• [Data shown]
════════════════
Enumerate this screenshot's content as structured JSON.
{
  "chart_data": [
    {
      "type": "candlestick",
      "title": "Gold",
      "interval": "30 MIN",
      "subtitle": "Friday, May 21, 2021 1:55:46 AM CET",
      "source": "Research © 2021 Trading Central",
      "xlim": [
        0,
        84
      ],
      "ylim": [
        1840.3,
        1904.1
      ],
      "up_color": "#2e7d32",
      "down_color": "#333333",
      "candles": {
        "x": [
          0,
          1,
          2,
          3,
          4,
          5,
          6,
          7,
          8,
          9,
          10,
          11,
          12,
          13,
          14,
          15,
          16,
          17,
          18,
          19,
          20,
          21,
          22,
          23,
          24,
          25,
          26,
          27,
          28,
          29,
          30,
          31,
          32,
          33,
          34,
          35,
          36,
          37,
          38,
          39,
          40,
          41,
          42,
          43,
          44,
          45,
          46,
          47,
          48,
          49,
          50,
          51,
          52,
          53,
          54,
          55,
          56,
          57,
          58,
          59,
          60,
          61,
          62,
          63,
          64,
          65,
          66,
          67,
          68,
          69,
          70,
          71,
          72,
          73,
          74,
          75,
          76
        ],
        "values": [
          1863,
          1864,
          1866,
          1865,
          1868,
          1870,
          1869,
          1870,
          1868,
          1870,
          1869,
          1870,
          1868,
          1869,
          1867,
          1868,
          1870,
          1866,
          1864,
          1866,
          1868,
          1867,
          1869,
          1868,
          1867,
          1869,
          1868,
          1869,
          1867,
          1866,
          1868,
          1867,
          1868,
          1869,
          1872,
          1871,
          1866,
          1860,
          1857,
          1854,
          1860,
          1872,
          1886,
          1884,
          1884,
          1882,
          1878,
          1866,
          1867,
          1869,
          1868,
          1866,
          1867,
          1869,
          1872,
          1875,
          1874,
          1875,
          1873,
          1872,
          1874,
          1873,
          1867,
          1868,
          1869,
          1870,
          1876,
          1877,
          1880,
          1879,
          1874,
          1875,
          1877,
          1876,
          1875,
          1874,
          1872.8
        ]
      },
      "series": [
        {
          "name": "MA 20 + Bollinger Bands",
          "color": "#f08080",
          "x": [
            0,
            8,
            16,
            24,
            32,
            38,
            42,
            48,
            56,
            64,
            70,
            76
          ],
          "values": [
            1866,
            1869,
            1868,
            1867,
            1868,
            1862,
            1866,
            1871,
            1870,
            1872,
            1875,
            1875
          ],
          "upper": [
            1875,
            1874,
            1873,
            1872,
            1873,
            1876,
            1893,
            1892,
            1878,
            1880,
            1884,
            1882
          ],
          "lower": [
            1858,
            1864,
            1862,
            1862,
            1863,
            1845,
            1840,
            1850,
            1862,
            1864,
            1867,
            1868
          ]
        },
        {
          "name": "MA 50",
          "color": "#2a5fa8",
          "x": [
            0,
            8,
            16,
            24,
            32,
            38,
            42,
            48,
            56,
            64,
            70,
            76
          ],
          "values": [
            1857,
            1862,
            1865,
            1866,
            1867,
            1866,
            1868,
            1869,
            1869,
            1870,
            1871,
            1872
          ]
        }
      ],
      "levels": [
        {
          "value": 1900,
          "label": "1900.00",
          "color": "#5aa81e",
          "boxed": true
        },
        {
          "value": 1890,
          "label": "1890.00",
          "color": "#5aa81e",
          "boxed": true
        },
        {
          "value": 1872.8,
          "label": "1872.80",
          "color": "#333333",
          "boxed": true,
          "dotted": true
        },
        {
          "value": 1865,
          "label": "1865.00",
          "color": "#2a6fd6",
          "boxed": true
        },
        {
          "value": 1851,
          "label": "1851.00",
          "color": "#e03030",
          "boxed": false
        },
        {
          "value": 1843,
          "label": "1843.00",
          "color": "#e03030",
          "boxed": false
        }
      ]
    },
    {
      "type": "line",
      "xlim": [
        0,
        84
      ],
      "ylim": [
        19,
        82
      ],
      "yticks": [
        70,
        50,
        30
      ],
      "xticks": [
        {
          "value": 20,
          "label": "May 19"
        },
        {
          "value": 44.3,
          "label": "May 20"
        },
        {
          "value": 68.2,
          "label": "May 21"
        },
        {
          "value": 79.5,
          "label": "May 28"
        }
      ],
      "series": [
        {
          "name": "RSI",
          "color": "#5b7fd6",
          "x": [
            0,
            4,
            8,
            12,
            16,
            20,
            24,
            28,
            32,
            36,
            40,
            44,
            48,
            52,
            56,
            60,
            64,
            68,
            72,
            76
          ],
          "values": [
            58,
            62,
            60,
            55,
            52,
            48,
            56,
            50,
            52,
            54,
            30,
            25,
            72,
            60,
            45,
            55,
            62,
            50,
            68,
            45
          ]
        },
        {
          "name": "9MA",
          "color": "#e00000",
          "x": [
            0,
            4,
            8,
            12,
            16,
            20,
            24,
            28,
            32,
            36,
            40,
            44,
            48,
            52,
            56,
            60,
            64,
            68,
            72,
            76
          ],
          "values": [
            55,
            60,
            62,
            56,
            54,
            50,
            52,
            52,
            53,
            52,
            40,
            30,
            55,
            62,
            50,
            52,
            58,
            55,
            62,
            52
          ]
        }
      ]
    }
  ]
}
════════════════
• [Task requirements] For the listing above, identify each line bearing "name".

• [Reply]
          "name": "MA 20 + Bollinger Bands",
          "name": "MA 50",
          "name": "RSI",
          "name": "9MA",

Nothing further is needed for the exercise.